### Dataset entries
****************

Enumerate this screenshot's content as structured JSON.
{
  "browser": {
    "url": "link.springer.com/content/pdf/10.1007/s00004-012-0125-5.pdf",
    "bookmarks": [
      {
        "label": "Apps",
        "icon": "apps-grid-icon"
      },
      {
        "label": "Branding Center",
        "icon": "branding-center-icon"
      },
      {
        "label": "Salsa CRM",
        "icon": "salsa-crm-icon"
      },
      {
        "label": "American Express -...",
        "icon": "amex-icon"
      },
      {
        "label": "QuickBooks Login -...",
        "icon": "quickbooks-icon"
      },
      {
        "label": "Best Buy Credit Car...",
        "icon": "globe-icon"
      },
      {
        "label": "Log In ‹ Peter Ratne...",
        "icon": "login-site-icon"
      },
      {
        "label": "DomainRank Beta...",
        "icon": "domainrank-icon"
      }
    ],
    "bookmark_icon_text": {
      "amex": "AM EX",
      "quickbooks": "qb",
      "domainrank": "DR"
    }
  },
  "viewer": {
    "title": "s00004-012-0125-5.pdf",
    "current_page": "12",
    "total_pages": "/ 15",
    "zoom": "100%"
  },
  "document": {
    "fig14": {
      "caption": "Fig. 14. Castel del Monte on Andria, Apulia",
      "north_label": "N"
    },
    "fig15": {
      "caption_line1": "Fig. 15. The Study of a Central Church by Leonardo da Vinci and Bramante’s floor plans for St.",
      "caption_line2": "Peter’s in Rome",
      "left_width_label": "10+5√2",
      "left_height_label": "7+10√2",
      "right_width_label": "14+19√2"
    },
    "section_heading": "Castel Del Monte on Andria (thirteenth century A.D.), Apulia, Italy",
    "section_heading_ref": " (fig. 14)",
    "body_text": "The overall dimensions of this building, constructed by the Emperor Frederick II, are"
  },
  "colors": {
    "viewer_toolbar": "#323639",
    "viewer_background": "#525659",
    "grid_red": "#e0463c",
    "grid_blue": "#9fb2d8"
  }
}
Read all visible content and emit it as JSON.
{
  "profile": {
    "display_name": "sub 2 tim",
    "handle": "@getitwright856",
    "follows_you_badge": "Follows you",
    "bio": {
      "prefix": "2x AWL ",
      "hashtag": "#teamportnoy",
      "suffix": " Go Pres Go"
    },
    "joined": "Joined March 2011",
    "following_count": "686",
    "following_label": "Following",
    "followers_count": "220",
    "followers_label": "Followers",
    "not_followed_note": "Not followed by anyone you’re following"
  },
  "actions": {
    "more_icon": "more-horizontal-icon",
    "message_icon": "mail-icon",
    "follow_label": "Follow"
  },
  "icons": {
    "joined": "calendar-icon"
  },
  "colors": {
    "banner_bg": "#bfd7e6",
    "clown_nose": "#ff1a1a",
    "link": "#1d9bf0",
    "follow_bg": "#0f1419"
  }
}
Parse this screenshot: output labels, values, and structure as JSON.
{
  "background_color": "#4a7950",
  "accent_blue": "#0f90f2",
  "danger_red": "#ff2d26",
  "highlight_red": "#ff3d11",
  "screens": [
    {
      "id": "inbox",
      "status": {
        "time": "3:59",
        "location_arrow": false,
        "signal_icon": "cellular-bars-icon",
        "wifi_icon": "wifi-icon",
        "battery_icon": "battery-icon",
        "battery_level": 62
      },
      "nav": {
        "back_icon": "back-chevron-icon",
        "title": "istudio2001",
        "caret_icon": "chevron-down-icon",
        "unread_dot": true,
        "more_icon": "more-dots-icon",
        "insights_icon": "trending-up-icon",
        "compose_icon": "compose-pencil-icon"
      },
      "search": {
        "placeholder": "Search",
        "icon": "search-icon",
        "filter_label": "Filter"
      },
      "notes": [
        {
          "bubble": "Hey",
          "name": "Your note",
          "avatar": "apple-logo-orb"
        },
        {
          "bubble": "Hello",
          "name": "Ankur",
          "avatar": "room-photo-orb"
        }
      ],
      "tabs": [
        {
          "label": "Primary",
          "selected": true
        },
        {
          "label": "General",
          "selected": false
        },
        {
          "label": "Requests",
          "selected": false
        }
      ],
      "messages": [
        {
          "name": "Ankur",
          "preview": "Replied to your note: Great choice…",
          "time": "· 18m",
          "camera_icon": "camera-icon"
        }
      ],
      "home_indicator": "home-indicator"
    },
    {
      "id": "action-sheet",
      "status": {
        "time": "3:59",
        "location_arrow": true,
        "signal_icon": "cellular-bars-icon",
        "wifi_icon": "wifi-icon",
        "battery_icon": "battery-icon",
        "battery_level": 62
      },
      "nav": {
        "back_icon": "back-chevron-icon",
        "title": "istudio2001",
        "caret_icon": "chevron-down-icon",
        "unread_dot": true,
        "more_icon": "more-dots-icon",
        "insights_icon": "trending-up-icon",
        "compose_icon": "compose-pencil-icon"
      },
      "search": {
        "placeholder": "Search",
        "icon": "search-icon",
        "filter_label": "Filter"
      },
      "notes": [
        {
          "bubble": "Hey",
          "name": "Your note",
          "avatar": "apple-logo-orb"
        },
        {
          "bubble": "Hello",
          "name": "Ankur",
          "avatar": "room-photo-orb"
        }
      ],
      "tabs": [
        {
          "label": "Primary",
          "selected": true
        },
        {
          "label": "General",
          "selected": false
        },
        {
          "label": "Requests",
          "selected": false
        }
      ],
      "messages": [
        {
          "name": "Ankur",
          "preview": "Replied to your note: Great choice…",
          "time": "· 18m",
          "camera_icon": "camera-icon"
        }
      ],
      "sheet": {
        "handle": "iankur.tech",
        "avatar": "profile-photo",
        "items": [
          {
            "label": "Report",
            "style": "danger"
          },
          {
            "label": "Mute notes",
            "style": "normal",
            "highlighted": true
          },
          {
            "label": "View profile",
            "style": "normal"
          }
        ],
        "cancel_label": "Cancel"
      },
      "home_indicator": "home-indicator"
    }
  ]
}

****************

Go through the material and select each line with the string "Peter" in it.

        "label": "Log In ‹ Peter Ratne...",
      "caption_line2": "Peter’s in Rome",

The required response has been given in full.